(Source data)
====
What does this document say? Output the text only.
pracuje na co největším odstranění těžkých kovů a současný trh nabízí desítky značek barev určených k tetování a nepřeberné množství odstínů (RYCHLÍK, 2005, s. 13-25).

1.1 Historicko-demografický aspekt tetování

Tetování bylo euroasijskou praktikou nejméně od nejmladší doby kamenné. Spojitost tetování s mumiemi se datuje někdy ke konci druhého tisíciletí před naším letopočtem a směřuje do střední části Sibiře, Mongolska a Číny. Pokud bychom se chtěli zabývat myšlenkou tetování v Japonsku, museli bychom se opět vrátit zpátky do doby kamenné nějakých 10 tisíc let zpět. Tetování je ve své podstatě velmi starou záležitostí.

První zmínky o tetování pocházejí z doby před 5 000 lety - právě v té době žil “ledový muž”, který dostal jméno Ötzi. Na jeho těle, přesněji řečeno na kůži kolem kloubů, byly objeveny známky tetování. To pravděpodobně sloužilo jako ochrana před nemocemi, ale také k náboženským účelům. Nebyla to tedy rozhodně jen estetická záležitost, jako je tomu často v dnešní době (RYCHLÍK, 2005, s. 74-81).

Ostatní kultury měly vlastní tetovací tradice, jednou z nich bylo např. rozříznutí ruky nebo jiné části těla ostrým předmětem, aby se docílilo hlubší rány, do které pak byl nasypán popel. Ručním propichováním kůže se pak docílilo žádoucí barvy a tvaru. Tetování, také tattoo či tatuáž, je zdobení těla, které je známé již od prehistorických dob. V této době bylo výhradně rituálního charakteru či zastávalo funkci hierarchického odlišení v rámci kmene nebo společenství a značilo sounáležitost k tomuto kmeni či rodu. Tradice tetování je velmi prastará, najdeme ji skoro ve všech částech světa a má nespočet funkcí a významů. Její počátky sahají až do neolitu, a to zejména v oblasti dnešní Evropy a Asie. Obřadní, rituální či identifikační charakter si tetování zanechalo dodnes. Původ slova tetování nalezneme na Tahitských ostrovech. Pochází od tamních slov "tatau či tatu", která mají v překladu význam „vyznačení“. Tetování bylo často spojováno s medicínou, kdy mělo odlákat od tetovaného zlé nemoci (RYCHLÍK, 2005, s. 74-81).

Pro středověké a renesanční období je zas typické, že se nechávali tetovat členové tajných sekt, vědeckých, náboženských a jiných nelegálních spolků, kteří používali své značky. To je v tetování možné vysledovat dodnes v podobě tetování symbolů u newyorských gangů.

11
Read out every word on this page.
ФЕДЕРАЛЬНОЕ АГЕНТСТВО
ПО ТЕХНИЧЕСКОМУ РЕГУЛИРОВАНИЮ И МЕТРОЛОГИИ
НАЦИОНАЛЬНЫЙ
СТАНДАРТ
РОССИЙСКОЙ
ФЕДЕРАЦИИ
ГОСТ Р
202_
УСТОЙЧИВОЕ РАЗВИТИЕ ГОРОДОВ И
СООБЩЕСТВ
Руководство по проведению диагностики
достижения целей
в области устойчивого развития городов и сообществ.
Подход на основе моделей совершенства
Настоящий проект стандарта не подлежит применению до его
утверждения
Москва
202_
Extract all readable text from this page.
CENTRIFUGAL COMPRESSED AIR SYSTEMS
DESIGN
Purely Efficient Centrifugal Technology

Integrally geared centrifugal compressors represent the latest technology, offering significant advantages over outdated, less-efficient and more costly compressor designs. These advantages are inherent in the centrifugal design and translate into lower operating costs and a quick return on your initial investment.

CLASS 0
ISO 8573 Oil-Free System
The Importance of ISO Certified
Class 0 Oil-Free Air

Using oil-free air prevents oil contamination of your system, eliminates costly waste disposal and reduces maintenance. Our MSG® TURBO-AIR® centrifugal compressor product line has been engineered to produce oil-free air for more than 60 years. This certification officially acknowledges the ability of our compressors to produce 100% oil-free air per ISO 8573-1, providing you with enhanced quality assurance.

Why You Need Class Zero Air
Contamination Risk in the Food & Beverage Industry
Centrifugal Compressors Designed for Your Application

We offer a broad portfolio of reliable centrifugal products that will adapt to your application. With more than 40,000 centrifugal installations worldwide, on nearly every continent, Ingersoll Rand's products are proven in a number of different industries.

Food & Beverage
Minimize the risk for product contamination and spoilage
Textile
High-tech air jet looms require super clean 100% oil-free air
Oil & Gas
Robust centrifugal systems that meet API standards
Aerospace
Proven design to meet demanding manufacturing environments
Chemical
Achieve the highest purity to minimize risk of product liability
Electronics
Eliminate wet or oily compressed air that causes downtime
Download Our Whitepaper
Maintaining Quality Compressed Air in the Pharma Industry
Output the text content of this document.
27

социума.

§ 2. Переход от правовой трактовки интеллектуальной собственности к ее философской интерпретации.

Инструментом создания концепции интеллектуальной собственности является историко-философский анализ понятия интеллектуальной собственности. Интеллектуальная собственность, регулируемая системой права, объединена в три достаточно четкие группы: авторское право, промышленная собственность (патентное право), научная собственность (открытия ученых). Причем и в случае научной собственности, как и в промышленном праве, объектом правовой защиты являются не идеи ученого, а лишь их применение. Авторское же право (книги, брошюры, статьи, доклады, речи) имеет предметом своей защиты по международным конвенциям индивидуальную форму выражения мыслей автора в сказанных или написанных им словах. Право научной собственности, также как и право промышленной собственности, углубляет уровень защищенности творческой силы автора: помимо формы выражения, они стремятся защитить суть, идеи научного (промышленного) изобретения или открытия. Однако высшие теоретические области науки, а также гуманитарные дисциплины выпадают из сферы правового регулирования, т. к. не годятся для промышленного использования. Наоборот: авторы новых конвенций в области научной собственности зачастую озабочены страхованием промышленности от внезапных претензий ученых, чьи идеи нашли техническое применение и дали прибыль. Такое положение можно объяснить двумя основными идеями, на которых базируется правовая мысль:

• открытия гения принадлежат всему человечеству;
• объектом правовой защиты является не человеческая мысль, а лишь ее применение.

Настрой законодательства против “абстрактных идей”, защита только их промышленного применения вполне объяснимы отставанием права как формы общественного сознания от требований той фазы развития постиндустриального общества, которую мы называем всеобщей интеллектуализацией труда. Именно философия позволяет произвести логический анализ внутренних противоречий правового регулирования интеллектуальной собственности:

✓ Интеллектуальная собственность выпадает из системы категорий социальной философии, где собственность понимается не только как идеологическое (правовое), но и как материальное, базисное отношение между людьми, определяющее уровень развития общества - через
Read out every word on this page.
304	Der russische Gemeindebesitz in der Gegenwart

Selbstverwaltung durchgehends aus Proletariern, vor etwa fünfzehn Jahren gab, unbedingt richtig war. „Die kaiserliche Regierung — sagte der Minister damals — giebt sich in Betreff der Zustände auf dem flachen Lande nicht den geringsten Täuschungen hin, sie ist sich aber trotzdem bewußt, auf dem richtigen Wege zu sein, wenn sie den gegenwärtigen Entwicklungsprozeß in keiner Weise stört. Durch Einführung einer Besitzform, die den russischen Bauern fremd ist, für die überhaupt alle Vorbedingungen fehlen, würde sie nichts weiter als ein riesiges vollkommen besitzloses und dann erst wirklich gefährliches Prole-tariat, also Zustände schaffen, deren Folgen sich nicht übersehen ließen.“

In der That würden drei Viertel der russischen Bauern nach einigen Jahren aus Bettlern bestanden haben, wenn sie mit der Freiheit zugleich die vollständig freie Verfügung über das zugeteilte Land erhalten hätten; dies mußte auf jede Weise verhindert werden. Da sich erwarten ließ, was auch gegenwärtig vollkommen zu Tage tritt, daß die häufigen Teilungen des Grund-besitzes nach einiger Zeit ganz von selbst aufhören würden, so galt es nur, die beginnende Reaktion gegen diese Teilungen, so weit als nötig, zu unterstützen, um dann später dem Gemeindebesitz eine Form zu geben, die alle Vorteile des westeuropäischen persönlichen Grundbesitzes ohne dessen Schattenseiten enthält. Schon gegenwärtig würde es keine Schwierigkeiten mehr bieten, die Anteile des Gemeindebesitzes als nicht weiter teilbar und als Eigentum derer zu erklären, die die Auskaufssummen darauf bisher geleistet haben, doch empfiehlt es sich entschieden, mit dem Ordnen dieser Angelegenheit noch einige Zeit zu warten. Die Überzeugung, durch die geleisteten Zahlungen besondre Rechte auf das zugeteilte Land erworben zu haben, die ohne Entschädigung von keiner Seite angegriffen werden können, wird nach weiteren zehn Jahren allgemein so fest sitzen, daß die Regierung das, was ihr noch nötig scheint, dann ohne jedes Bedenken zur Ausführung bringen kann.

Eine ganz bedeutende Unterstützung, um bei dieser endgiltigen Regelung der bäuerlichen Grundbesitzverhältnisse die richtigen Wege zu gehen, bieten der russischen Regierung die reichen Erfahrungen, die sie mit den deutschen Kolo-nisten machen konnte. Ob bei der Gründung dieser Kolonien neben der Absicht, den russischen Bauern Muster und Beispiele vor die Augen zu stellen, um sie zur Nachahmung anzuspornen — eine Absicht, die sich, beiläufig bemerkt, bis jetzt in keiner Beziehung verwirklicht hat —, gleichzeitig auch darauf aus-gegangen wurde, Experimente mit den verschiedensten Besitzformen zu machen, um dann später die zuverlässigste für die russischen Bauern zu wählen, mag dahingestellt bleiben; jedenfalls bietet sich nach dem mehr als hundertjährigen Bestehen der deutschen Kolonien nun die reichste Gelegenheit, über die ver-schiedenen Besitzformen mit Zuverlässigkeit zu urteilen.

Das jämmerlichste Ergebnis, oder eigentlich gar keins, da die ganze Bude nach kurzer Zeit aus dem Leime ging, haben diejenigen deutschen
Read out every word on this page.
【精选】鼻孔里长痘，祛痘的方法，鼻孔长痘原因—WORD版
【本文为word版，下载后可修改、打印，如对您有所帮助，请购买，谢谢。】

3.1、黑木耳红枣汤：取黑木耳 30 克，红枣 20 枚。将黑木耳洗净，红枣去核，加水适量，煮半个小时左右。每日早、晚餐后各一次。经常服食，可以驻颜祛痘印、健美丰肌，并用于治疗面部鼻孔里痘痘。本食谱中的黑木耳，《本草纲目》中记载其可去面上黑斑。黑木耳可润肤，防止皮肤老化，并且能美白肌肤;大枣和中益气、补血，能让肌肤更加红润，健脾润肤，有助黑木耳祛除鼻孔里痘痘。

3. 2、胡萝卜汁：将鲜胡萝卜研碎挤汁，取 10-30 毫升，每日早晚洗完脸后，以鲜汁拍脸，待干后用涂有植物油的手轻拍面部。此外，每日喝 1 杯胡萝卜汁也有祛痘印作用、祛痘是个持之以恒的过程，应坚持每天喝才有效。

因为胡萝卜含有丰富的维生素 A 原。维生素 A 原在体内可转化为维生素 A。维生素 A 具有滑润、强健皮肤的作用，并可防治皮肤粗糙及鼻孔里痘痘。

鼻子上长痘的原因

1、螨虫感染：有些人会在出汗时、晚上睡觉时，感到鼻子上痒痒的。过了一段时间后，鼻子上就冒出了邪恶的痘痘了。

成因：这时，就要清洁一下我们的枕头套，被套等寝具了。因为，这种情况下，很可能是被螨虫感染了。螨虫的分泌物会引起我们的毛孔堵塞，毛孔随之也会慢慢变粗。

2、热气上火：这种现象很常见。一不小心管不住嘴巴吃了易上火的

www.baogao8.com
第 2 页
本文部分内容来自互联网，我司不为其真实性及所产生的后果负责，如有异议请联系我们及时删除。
====
WHAT THIS TASK INVOLVES: State the number of lines in these entries that include the string "Beverage". Provide nothing beyond that number.

CORRECT OUTPUT: 2